**WHAT IS BEING ASKED**: Count every line that includes the string "monitor" in the entries that follow. Nothing besides the number is needed.

▶

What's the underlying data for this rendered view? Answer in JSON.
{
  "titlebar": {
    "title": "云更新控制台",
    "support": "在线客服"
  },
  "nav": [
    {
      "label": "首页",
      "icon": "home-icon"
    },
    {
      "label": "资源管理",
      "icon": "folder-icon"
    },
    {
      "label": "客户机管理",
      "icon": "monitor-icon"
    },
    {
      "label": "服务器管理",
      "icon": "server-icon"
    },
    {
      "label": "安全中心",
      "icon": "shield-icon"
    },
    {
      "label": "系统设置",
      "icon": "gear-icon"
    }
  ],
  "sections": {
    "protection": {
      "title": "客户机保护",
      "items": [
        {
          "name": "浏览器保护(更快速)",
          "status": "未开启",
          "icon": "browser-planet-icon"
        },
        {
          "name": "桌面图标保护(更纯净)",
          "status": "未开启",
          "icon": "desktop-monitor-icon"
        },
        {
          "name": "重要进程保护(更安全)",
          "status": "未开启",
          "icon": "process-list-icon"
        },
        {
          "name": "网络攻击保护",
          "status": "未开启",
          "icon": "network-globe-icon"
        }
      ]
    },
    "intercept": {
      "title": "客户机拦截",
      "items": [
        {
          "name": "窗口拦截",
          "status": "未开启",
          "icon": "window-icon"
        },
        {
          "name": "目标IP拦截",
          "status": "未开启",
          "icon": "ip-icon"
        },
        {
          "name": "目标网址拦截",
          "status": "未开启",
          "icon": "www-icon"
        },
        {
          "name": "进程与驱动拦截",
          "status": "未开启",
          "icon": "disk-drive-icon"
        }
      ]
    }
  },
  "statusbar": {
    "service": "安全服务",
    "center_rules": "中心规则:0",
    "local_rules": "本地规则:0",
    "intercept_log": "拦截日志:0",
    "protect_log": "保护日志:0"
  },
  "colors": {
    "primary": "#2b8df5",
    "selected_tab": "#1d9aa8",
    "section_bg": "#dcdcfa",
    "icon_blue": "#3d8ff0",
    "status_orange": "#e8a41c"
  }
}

◀

**THE REPLY**: 2